Goal
Find each line with the string "phút" and copy it.
>> START
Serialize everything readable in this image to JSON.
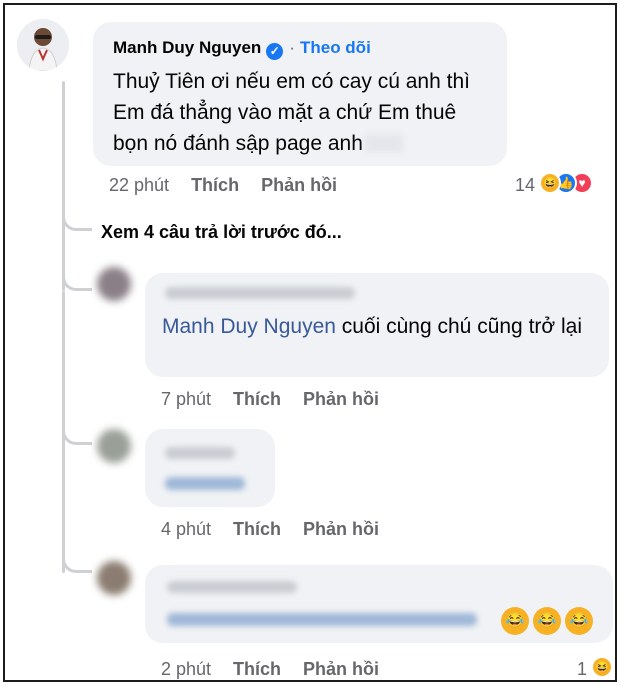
{
  "comment": {
    "author": "Manh Duy Nguyen",
    "verified_icon": "verified-badge-icon",
    "separator": "·",
    "follow_label": "Theo dõi",
    "text": "Thuỷ Tiên ơi nếu em có cay cú anh thì Em đá thẳng vào mặt a chứ Em thuê bọn nó đánh sập page anh",
    "time": "22 phút",
    "like_label": "Thích",
    "reply_label": "Phản hồi",
    "reaction_count": "14",
    "reactions": [
      "haha-reaction-icon",
      "like-reaction-icon",
      "love-reaction-icon"
    ]
  },
  "more_replies_label": "Xem 4 câu trả lời trước đó...",
  "replies": [
    {
      "mention": "Manh Duy Nguyen",
      "text": " cuối cùng chú cũng trở lại",
      "time": "7 phút",
      "like_label": "Thích",
      "reply_label": "Phản hồi"
    },
    {
      "time": "4 phút",
      "like_label": "Thích",
      "reply_label": "Phản hồi"
    },
    {
      "time": "2 phút",
      "like_label": "Thích",
      "reply_label": "Phản hồi",
      "emojis": [
        "😂",
        "😂",
        "😂"
      ],
      "reaction_count": "1",
      "reaction_icon": "haha-reaction-icon"
    }
  ],
  "colors": {
    "link_blue": "#1877f2",
    "bubble": "#f0f2f5",
    "meta_gray": "#65676b"
  }
}
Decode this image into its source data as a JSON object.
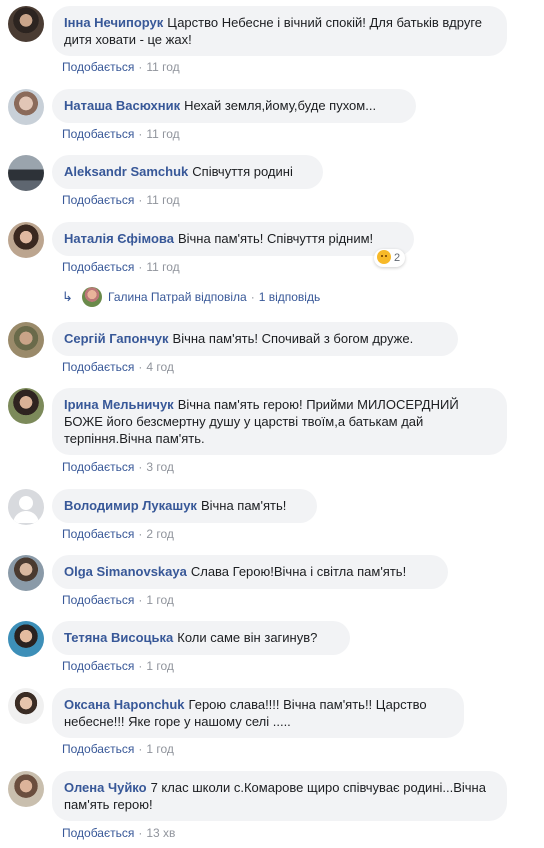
{
  "like_label": "Подобається",
  "separator": "·",
  "comments": [
    {
      "author": "Інна Нечипорук",
      "text": "Царство Небесне і вічний спокій! Для батьків вдруге дитя ховати - це жах!",
      "time": "11 год",
      "avatar": "avatar-inna"
    },
    {
      "author": "Наташа Васюхник",
      "text": "Нехай земля,йому,буде пухом...",
      "time": "11 год",
      "avatar": "avatar-natasha"
    },
    {
      "author": "Aleksandr Samchuk",
      "text": "Співчуття родині",
      "time": "11 год",
      "avatar": "avatar-aleksandr"
    },
    {
      "author": "Наталія Єфімова",
      "text": "Вічна пам'ять! Співчуття рідним!",
      "time": "11 год",
      "avatar": "avatar-natalia",
      "reactions": "2",
      "reaction_icon": "sad-face-icon"
    },
    {
      "author": "Сергій Гапончук",
      "text": "Вічна пам'ять! Спочивай з богом друже.",
      "time": "4 год",
      "avatar": "avatar-serhii"
    },
    {
      "author": "Ірина Мельничук",
      "text": "Вічна пам'ять герою! Прийми МИЛОСЕРДНИЙ БОЖЕ його безсмертну душу у царстві твоїм,а батькам дай терпіння.Вічна пам'ять.",
      "time": "3 год",
      "avatar": "avatar-iryna"
    },
    {
      "author": "Володимир Лукашук",
      "text": "Вічна пам'ять!",
      "time": "2 год",
      "avatar": "avatar-volodymyr"
    },
    {
      "author": "Olga Simanovskaya",
      "text": "Слава Герою!Вічна і світла пам'ять!",
      "time": "1 год",
      "avatar": "avatar-olga"
    },
    {
      "author": "Тетяна Висоцька",
      "text": "Коли саме він загинув?",
      "time": "1 год",
      "avatar": "avatar-tetiana"
    },
    {
      "author": "Оксана Haponchuk",
      "text": "Герою слава!!!! Вічна пам'ять!! Царство небесне!!! Яке горе у нашому селі .....",
      "time": "1 год",
      "avatar": "avatar-oksana"
    },
    {
      "author": "Олена Чуйко",
      "text": "7 клас школи с.Комарове щиро співчуває родині...Вічна пам'ять герою!",
      "time": "13 хв",
      "avatar": "avatar-olena"
    }
  ],
  "reply": {
    "author": "Галина Патрай",
    "action": "відповіла",
    "count_label": "1 відповідь"
  }
}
>> END
Completed exercise
    "time": "22 phút",
      "time": "7 phút",
      "time": "4 phút",
      "time": "2 phút",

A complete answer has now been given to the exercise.